• What is needed: Keep only the lines of the data below that contain "title", and copy them.
======== Material provided
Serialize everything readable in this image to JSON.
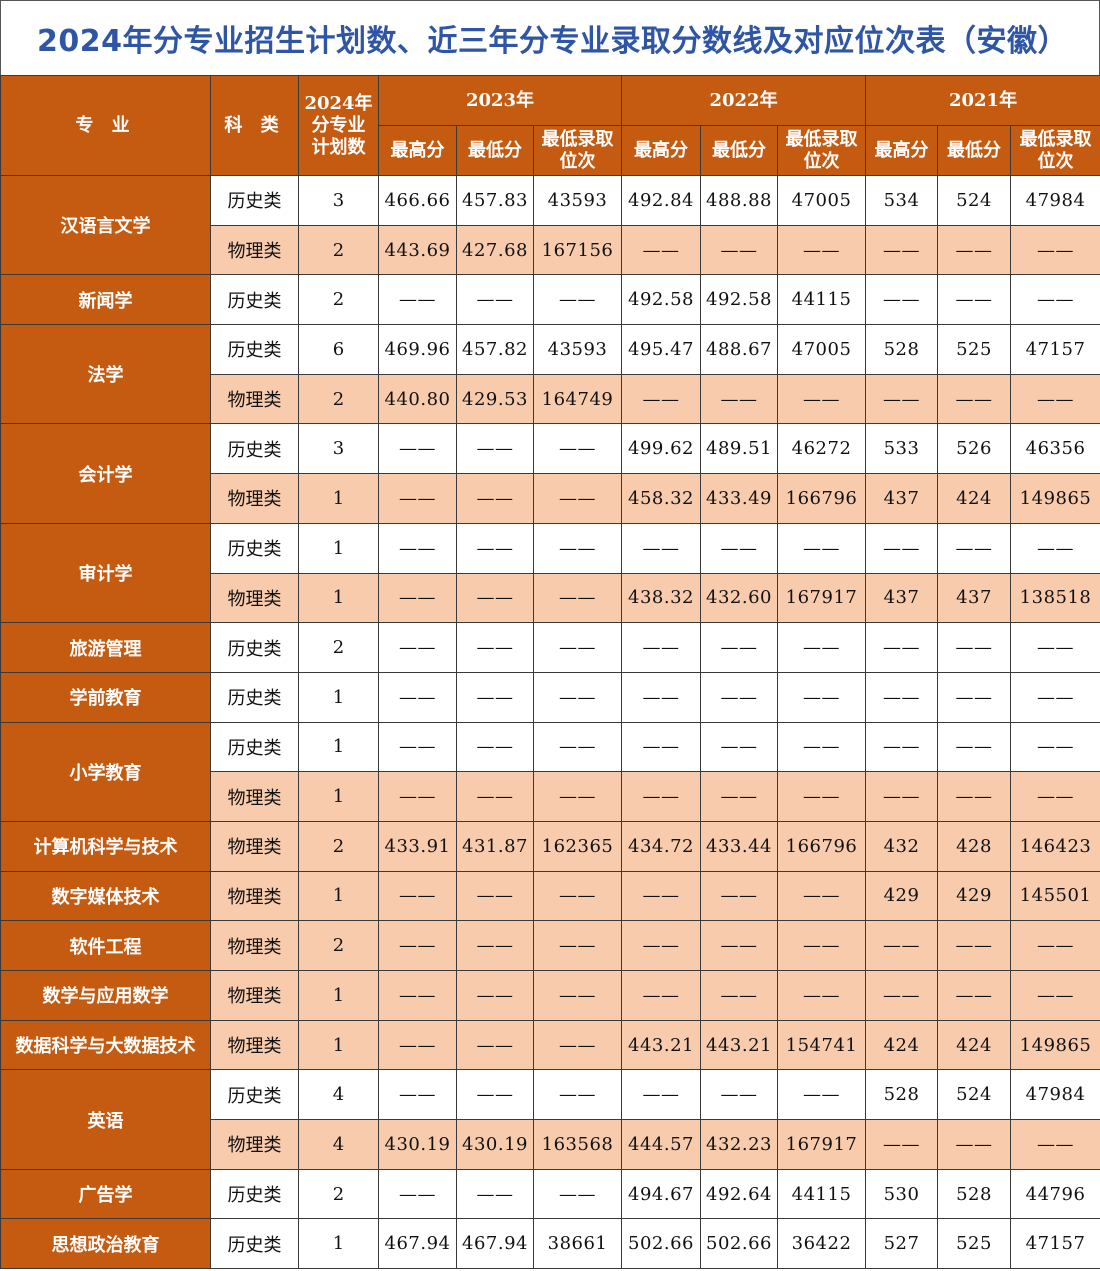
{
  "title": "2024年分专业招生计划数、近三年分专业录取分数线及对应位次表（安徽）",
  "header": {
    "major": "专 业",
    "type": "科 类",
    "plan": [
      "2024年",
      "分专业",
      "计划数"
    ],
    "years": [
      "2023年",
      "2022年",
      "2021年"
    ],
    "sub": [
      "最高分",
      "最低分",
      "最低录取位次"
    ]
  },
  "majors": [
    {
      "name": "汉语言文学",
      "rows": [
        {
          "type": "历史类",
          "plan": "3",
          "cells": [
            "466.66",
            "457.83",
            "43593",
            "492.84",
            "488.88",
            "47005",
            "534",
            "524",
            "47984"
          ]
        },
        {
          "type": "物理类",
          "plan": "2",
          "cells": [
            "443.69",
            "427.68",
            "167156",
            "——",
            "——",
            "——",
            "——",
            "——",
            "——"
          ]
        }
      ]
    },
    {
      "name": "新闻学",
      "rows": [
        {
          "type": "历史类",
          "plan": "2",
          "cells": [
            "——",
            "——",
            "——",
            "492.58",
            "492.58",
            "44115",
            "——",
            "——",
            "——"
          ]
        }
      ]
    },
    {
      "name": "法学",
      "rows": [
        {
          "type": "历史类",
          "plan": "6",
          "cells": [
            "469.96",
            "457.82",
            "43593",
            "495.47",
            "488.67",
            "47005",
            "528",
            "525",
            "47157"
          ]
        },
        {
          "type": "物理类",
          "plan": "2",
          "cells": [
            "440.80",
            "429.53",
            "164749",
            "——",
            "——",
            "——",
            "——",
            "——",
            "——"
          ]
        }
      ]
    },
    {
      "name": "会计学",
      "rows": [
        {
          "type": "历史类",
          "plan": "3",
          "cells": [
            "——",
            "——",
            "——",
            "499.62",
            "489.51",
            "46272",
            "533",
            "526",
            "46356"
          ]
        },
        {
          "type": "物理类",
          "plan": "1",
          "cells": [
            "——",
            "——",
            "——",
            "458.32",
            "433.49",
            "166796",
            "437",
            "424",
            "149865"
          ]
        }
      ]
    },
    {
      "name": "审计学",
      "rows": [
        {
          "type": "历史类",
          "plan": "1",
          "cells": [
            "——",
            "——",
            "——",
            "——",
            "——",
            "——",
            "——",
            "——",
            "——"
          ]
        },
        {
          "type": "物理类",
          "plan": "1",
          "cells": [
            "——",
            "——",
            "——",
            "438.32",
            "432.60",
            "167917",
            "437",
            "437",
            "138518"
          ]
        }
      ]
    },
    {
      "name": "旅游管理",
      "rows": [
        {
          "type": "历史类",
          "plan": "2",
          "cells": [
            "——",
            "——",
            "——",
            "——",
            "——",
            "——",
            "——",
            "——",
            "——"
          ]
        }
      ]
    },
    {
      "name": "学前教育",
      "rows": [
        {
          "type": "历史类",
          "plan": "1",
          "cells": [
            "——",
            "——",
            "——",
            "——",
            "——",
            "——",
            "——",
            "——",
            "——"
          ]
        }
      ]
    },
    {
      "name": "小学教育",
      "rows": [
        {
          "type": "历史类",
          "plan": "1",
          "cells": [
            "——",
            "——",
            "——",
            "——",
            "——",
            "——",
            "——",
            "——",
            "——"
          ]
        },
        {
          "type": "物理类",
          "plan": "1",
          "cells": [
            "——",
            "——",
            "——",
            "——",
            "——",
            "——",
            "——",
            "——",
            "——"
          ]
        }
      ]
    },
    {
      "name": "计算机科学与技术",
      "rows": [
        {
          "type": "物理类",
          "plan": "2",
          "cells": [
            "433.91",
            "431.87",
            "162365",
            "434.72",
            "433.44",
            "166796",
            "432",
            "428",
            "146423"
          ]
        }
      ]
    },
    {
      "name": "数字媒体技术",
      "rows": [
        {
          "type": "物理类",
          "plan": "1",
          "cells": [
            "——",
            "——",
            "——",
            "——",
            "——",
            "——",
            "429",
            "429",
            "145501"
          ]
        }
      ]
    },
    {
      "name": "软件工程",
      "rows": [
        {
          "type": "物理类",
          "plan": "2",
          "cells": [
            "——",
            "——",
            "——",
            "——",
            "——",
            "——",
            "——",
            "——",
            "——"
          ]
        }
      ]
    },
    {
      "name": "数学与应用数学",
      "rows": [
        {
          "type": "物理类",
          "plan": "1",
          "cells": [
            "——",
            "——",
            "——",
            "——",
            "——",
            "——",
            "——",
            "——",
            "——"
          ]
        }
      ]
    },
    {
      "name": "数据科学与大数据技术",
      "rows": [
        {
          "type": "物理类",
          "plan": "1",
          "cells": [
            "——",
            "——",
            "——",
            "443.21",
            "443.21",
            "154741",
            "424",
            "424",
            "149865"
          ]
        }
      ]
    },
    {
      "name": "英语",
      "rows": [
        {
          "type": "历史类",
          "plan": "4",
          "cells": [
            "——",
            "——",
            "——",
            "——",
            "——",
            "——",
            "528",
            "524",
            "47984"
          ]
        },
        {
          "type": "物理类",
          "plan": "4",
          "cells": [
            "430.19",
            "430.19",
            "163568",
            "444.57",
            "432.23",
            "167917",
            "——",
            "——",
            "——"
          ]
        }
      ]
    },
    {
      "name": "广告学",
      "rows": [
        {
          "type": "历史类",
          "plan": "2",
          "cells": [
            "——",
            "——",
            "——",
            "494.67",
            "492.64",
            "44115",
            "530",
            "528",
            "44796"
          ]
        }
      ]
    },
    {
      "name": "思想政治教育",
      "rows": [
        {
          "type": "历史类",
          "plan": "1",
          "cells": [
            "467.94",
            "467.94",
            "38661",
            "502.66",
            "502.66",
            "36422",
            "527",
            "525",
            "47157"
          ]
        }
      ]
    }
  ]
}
================
======== Material provided
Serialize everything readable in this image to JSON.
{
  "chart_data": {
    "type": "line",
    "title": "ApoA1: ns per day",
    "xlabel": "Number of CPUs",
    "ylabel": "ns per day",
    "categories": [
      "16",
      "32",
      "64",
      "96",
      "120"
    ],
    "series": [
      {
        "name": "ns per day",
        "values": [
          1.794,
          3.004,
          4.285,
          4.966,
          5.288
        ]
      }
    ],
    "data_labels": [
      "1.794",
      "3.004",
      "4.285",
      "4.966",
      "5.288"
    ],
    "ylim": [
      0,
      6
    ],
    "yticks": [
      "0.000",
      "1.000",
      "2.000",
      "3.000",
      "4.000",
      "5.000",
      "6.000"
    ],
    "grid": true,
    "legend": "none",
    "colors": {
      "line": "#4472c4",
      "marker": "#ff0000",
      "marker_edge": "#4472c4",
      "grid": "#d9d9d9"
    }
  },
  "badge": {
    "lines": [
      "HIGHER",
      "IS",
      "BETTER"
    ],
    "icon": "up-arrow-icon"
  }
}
================
• Output below:
  "title": "2024年分专业招生计划数、近三年分专业录取分数线及对应位次表（安徽）",
    "title": "ApoA1: ns per day",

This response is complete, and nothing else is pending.